* [Exercise details]: The records that follow must be reproduced in full, exactly as written.
===== Input records
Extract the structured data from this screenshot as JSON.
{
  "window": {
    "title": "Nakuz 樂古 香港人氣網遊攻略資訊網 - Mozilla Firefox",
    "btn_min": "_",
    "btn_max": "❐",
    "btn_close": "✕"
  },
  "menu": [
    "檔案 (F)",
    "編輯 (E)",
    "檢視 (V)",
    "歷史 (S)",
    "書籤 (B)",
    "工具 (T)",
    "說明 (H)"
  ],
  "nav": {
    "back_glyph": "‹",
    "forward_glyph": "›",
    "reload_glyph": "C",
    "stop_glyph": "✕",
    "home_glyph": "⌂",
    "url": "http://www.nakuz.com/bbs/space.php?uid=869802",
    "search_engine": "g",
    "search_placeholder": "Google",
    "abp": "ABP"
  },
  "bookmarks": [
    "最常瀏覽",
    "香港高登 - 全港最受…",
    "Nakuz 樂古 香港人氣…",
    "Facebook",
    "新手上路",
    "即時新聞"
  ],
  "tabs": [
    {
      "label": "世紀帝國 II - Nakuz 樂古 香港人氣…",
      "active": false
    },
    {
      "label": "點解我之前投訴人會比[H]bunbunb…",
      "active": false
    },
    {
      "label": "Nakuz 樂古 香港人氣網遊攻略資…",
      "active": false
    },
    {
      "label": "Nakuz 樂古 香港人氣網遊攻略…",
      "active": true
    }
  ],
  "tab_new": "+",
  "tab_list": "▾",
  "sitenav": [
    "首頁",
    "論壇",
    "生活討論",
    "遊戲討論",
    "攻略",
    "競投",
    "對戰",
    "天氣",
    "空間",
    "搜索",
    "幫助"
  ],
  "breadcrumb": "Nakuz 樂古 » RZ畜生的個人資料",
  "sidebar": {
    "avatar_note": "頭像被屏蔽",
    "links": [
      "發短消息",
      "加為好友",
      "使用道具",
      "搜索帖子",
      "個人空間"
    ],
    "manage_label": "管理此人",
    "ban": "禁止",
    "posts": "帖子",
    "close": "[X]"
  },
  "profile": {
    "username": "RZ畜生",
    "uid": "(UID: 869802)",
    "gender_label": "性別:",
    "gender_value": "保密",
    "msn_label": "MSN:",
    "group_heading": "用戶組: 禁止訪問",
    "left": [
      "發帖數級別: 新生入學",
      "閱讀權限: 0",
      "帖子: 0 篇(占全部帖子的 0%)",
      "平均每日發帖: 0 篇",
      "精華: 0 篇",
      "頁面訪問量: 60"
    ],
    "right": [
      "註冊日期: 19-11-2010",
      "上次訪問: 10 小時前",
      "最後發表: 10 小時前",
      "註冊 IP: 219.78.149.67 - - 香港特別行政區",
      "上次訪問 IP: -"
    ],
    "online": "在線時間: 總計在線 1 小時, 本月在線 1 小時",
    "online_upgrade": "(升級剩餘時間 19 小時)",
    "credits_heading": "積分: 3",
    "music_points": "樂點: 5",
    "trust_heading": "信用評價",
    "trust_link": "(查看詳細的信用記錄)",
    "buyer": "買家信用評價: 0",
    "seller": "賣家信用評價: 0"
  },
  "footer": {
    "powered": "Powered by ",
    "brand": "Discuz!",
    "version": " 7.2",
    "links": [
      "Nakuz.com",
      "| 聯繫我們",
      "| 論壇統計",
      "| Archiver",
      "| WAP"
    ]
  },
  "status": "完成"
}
==========
* [The response]:
Extract the structured data from this screenshot as JSON.
{
  "window": {
    "title": "Nakuz 樂古 香港人氣網遊攻略資訊網 - Mozilla Firefox",
    "btn_min": "_",
    "btn_max": "❐",
    "btn_close": "✕"
  },
  "menu": [
    "檔案 (F)",
    "編輯 (E)",
    "檢視 (V)",
    "歷史 (S)",
    "書籤 (B)",
    "工具 (T)",
    "說明 (H)"
  ],
  "nav": {
    "back_glyph": "‹",
    "forward_glyph": "›",
    "reload_glyph": "C",
    "stop_glyph": "✕",
    "home_glyph": "⌂",
    "url": "http://www.nakuz.com/bbs/space.php?uid=869802",
    "search_engine": "g",
    "search_placeholder": "Google",
    "abp": "ABP"
  },
  "bookmarks": [
    "最常瀏覽",
    "香港高登 - 全港最受…",
    "Nakuz 樂古 香港人氣…",
    "Facebook",
    "新手上路",
    "即時新聞"
  ],
  "tabs": [
    {
      "label": "世紀帝國 II - Nakuz 樂古 香港人氣…",
      "active": false
    },
    {
      "label": "點解我之前投訴人會比[H]bunbunb…",
      "active": false
    },
    {
      "label": "Nakuz 樂古 香港人氣網遊攻略資…",
      "active": false
    },
    {
      "label": "Nakuz 樂古 香港人氣網遊攻略…",
      "active": true
    }
  ],
  "tab_new": "+",
  "tab_list": "▾",
  "sitenav": [
    "首頁",
    "論壇",
    "生活討論",
    "遊戲討論",
    "攻略",
    "競投",
    "對戰",
    "天氣",
    "空間",
    "搜索",
    "幫助"
  ],
  "breadcrumb": "Nakuz 樂古 » RZ畜生的個人資料",
  "sidebar": {
    "avatar_note": "頭像被屏蔽",
    "links": [
      "發短消息",
      "加為好友",
      "使用道具",
      "搜索帖子",
      "個人空間"
    ],
    "manage_label": "管理此人",
    "ban": "禁止",
    "posts": "帖子",
    "close": "[X]"
  },
  "profile": {
    "username": "RZ畜生",
    "uid": "(UID: 869802)",
    "gender_label": "性別:",
    "gender_value": "保密",
    "msn_label": "MSN:",
    "group_heading": "用戶組: 禁止訪問",
    "left": [
      "發帖數級別: 新生入學",
      "閱讀權限: 0",
      "帖子: 0 篇(占全部帖子的 0%)",
      "平均每日發帖: 0 篇",
      "精華: 0 篇",
      "頁面訪問量: 60"
    ],
    "right": [
      "註冊日期: 19-11-2010",
      "上次訪問: 10 小時前",
      "最後發表: 10 小時前",
      "註冊 IP: 219.78.149.67 - - 香港特別行政區",
      "上次訪問 IP: -"
    ],
    "online": "在線時間: 總計在線 1 小時, 本月在線 1 小時",
    "online_upgrade": "(升級剩餘時間 19 小時)",
    "credits_heading": "積分: 3",
    "music_points": "樂點: 5",
    "trust_heading": "信用評價",
    "trust_link": "(查看詳細的信用記錄)",
    "buyer": "買家信用評價: 0",
    "seller": "賣家信用評價: 0"
  },
  "footer": {
    "powered": "Powered by ",
    "brand": "Discuz!",
    "version": " 7.2",
    "links": [
      "Nakuz.com",
      "| 聯繫我們",
      "| 論壇統計",
      "| Archiver",
      "| WAP"
    ]
  },
  "status": "完成"
}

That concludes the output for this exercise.